Data tied to figure images:
--
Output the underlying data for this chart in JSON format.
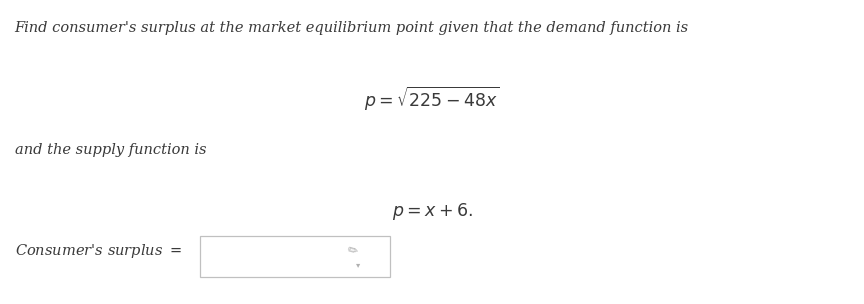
{
  "background_color": "#ffffff",
  "line1": "Find consumer's surplus at the market equilibrium point given that the demand function is",
  "demand_eq": "$p = \\sqrt{225 - 48x}$",
  "line3": "and the supply function is",
  "supply_eq": "$p = x + 6.$",
  "answer_label": "Consumer's surplus $=$",
  "fig_width": 8.64,
  "fig_height": 3.04,
  "text_color": "#3a3a3a",
  "font_size_body": 10.5,
  "font_size_eq": 12.5,
  "pencil_color": "#b0b0b0",
  "box_edge_color": "#c0c0c0"
}
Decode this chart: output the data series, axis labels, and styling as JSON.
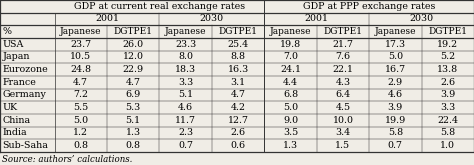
{
  "col_header_row1_left": "GDP at current real exchange rates",
  "col_header_row1_right": "GDP at PPP exchange rates",
  "col_header_row2": [
    "2001",
    "2030",
    "2001",
    "2030"
  ],
  "col_header_row3": [
    "%",
    "Japanese",
    "DGTPE1",
    "Japanese",
    "DGTPE1",
    "Japanese",
    "DGTPE1",
    "Japanese",
    "DGTPE1"
  ],
  "rows": [
    [
      "USA",
      "23.7",
      "26.0",
      "23.3",
      "25.4",
      "19.8",
      "21.7",
      "17.3",
      "19.2"
    ],
    [
      "Japan",
      "10.5",
      "12.0",
      "8.0",
      "8.8",
      "7.0",
      "7.6",
      "5.0",
      "5.2"
    ],
    [
      "Eurozone",
      "24.8",
      "22.9",
      "18.3",
      "16.3",
      "24.1",
      "22.1",
      "16.7",
      "13.8"
    ],
    [
      "France",
      "4.7",
      "4.7",
      "3.3",
      "3.1",
      "4.4",
      "4.3",
      "2.9",
      "2.6"
    ],
    [
      "Germany",
      "7.2",
      "6.9",
      "5.1",
      "4.7",
      "6.8",
      "6.4",
      "4.6",
      "3.9"
    ],
    [
      "UK",
      "5.5",
      "5.3",
      "4.6",
      "4.2",
      "5.0",
      "4.5",
      "3.9",
      "3.3"
    ],
    [
      "China",
      "5.0",
      "5.1",
      "11.7",
      "12.7",
      "9.0",
      "10.0",
      "19.9",
      "22.4"
    ],
    [
      "India",
      "1.2",
      "1.3",
      "2.3",
      "2.6",
      "3.5",
      "3.4",
      "5.8",
      "5.8"
    ],
    [
      "Sub-Saha",
      "0.8",
      "0.8",
      "0.7",
      "0.6",
      "1.3",
      "1.5",
      "0.7",
      "1.0"
    ]
  ],
  "footer": "Source: authors’ calculations.",
  "bg_color": "#f0ede6",
  "text_color": "#000000",
  "font_size": 6.8,
  "header_font_size": 6.8
}
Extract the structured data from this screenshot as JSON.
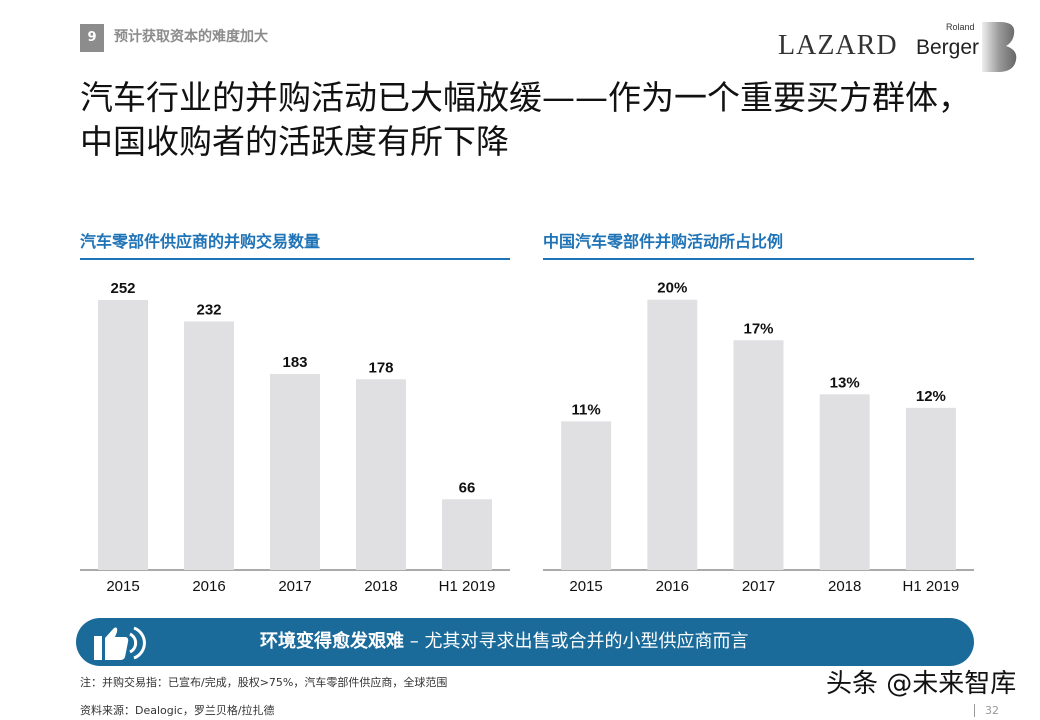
{
  "header": {
    "section_number": "9",
    "section_title": "预计获取资本的难度加大",
    "logo_lazard": "LAZARD",
    "logo_roland": "Roland",
    "logo_berger": "Berger"
  },
  "title": "汽车行业的并购活动已大幅放缓——作为一个重要买方群体，中国收购者的活跃度有所下降",
  "colors": {
    "accent": "#1f73b7",
    "bar": "#e0e0e3",
    "banner": "#1a6a9a"
  },
  "chart_data": [
    {
      "type": "bar",
      "title": "汽车零部件供应商的并购交易数量",
      "categories": [
        "2015",
        "2016",
        "2017",
        "2018",
        "H1 2019"
      ],
      "values": [
        252,
        232,
        183,
        178,
        66
      ],
      "labels": [
        "252",
        "232",
        "183",
        "178",
        "66"
      ],
      "ylim": [
        0,
        280
      ],
      "grid": false
    },
    {
      "type": "bar",
      "title": "中国汽车零部件并购活动所占比例",
      "categories": [
        "2015",
        "2016",
        "2017",
        "2018",
        "H1 2019"
      ],
      "values": [
        11,
        20,
        17,
        13,
        12
      ],
      "labels": [
        "11%",
        "20%",
        "17%",
        "13%",
        "12%"
      ],
      "ylim": [
        0,
        22.2
      ],
      "grid": false
    }
  ],
  "banner": {
    "icon": "thumbs-up-icon",
    "bold": "环境变得愈发艰难",
    "rest": "– 尤其对寻求出售或合并的小型供应商而言"
  },
  "footer": {
    "note": "注：并购交易指：已宣布/完成，股权>75%，汽车零部件供应商，全球范围",
    "source": "资料来源：Dealogic，罗兰贝格/拉扎德",
    "watermark": "头条 @未来智库",
    "page": "32"
  }
}
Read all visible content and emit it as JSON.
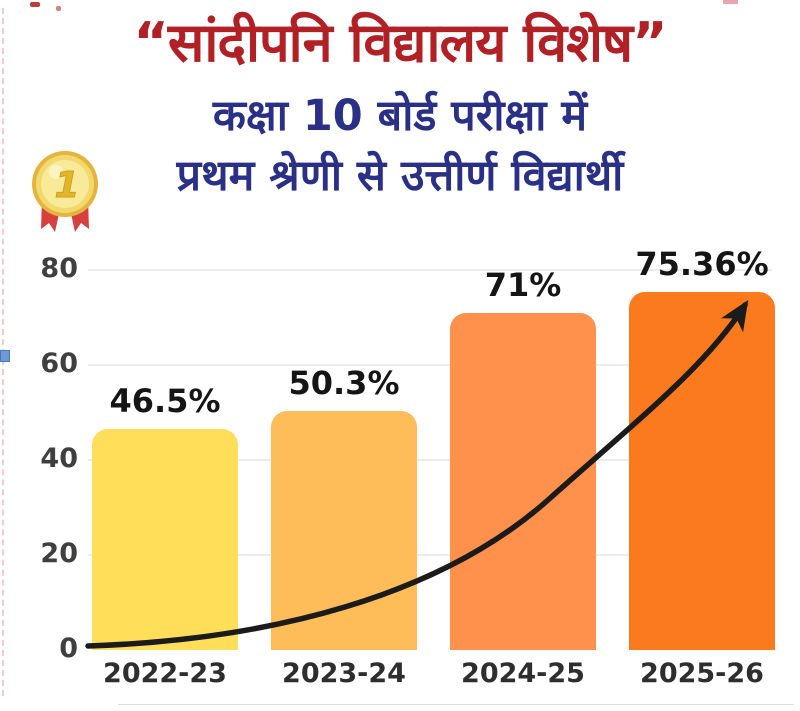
{
  "title": {
    "line1": "“सांदीपनि विद्यालय विशेष”",
    "line2": "कक्षा 10 बोर्ड परीक्षा में",
    "line3": "प्रथम श्रेणी से उत्तीर्ण विद्यार्थी"
  },
  "medal": {
    "icon": "gold-medal-first-place",
    "number": "1"
  },
  "colors": {
    "title_red": "#b02025",
    "subtitle_navy": "#2b3087",
    "bar_colors": [
      "#ffde59",
      "#ffbd59",
      "#ff914d",
      "#fb7a1e"
    ],
    "gridline": "#ececec",
    "arrow_black": "#1b1b1b",
    "axis_text": "#3f3f3f"
  },
  "chart_data": {
    "type": "bar",
    "categories": [
      "2022-23",
      "2023-24",
      "2024-25",
      "2025-26"
    ],
    "values": [
      46.5,
      50.3,
      71,
      75.36
    ],
    "data_labels": [
      "46.5%",
      "50.3%",
      "71%",
      "75.36%"
    ],
    "y_ticks": [
      0,
      20,
      40,
      60,
      80
    ],
    "ylim": [
      0,
      80
    ],
    "xlabel": "",
    "ylabel": "",
    "grid": true,
    "legend": false,
    "annotation": "black exponential growth arrow from 0 at 2022-23 to top of 2025-26 bar"
  }
}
--
## [Work required]
Without including the pictures, return each record above exactly as it stands.

## [Exercise result]
Output the underlying data for this chart in JSON format.
{
  "background_color": "#ffffff",
  "line1": "Find consumer's surplus at the market equilibrium point given that the demand function is",
  "demand_eq": "$p = \\sqrt{225 - 48x}$",
  "line3": "and the supply function is",
  "supply_eq": "$p = x + 6.$",
  "answer_label": "Consumer's surplus $=$",
  "fig_width": 8.64,
  "fig_height": 3.04,
  "text_color": "#3a3a3a",
  "font_size_body": 10.5,
  "font_size_eq": 12.5,
  "pencil_color": "#b0b0b0",
  "box_edge_color": "#c0c0c0"
}
Decode this chart: output the data series, axis labels, and styling as JSON.
{
  "col_header_row1_left": "GDP at current real exchange rates",
  "col_header_row1_right": "GDP at PPP exchange rates",
  "col_header_row2": [
    "2001",
    "2030",
    "2001",
    "2030"
  ],
  "col_header_row3": [
    "%",
    "Japanese",
    "DGTPE1",
    "Japanese",
    "DGTPE1",
    "Japanese",
    "DGTPE1",
    "Japanese",
    "DGTPE1"
  ],
  "rows": [
    [
      "USA",
      "23.7",
      "26.0",
      "23.3",
      "25.4",
      "19.8",
      "21.7",
      "17.3",
      "19.2"
    ],
    [
      "Japan",
      "10.5",
      "12.0",
      "8.0",
      "8.8",
      "7.0",
      "7.6",
      "5.0",
      "5.2"
    ],
    [
      "Eurozone",
      "24.8",
      "22.9",
      "18.3",
      "16.3",
      "24.1",
      "22.1",
      "16.7",
      "13.8"
    ],
    [
      "France",
      "4.7",
      "4.7",
      "3.3",
      "3.1",
      "4.4",
      "4.3",
      "2.9",
      "2.6"
    ],
    [
      "Germany",
      "7.2",
      "6.9",
      "5.1",
      "4.7",
      "6.8",
      "6.4",
      "4.6",
      "3.9"
    ],
    [
      "UK",
      "5.5",
      "5.3",
      "4.6",
      "4.2",
      "5.0",
      "4.5",
      "3.9",
      "3.3"
    ],
    [
      "China",
      "5.0",
      "5.1",
      "11.7",
      "12.7",
      "9.0",
      "10.0",
      "19.9",
      "22.4"
    ],
    [
      "India",
      "1.2",
      "1.3",
      "2.3",
      "2.6",
      "3.5",
      "3.4",
      "5.8",
      "5.8"
    ],
    [
      "Sub-Saha",
      "0.8",
      "0.8",
      "0.7",
      "0.6",
      "1.3",
      "1.5",
      "0.7",
      "1.0"
    ]
  ],
  "footer": "Source: authors’ calculations.",
  "bg_color": "#f0ede6",
  "text_color": "#000000",
  "font_size": 6.8,
  "header_font_size": 6.8
}
Extract the structured data from this screenshot as JSON.
{
  "header": {
    "section_number": "9",
    "section_title": "预计获取资本的难度加大",
    "logo_lazard": "LAZARD",
    "logo_roland": "Roland",
    "logo_berger": "Berger"
  },
  "title": "汽车行业的并购活动已大幅放缓——作为一个重要买方群体，中国收购者的活跃度有所下降",
  "colors": {
    "accent": "#1f73b7",
    "bar": "#e0e0e3",
    "banner": "#1a6a9a"
  },
  "chart_data": [
    {
      "type": "bar",
      "title": "汽车零部件供应商的并购交易数量",
      "categories": [
        "2015",
        "2016",
        "2017",
        "2018",
        "H1 2019"
      ],
      "values": [
        252,
        232,
        183,
        178,
        66
      ],
      "labels": [
        "252",
        "232",
        "183",
        "178",
        "66"
      ],
      "ylim": [
        0,
        280
      ],
      "grid": false
    },
    {
      "type": "bar",
      "title": "中国汽车零部件并购活动所占比例",
      "categories": [
        "2015",
        "2016",
        "2017",
        "2018",
        "H1 2019"
      ],
      "values": [
        11,
        20,
        17,
        13,
        12
      ],
      "labels": [
        "11%",
        "20%",
        "17%",
        "13%",
        "12%"
      ],
      "ylim": [
        0,
        22.2
      ],
      "grid": false
    }
  ],
  "banner": {
    "icon": "thumbs-up-icon",
    "bold": "环境变得愈发艰难",
    "rest": "– 尤其对寻求出售或合并的小型供应商而言"
  },
  "footer": {
    "note": "注：并购交易指：已宣布/完成，股权>75%，汽车零部件供应商，全球范围",
    "source": "资料来源：Dealogic，罗兰贝格/拉扎德",
    "watermark": "头条 @未来智库",
    "page": "32"
  }
}
Read all visible content and emit it as JSON.
{
  "title": {
    "line1": "“सांदीपनि विद्यालय विशेष”",
    "line2": "कक्षा 10 बोर्ड परीक्षा में",
    "line3": "प्रथम श्रेणी से उत्तीर्ण विद्यार्थी"
  },
  "medal": {
    "icon": "gold-medal-first-place",
    "number": "1"
  },
  "colors": {
    "title_red": "#b02025",
    "subtitle_navy": "#2b3087",
    "bar_colors": [
      "#ffde59",
      "#ffbd59",
      "#ff914d",
      "#fb7a1e"
    ],
    "gridline": "#ececec",
    "arrow_black": "#1b1b1b",
    "axis_text": "#3f3f3f"
  },
  "chart_data": {
    "type": "bar",
    "categories": [
      "2022-23",
      "2023-24",
      "2024-25",
      "2025-26"
    ],
    "values": [
      46.5,
      50.3,
      71,
      75.36
    ],
    "data_labels": [
      "46.5%",
      "50.3%",
      "71%",
      "75.36%"
    ],
    "y_ticks": [
      0,
      20,
      40,
      60,
      80
    ],
    "ylim": [
      0,
      80
    ],
    "xlabel": "",
    "ylabel": "",
    "grid": true,
    "legend": false,
    "annotation": "black exponential growth arrow from 0 at 2022-23 to top of 2025-26 bar"
  }
}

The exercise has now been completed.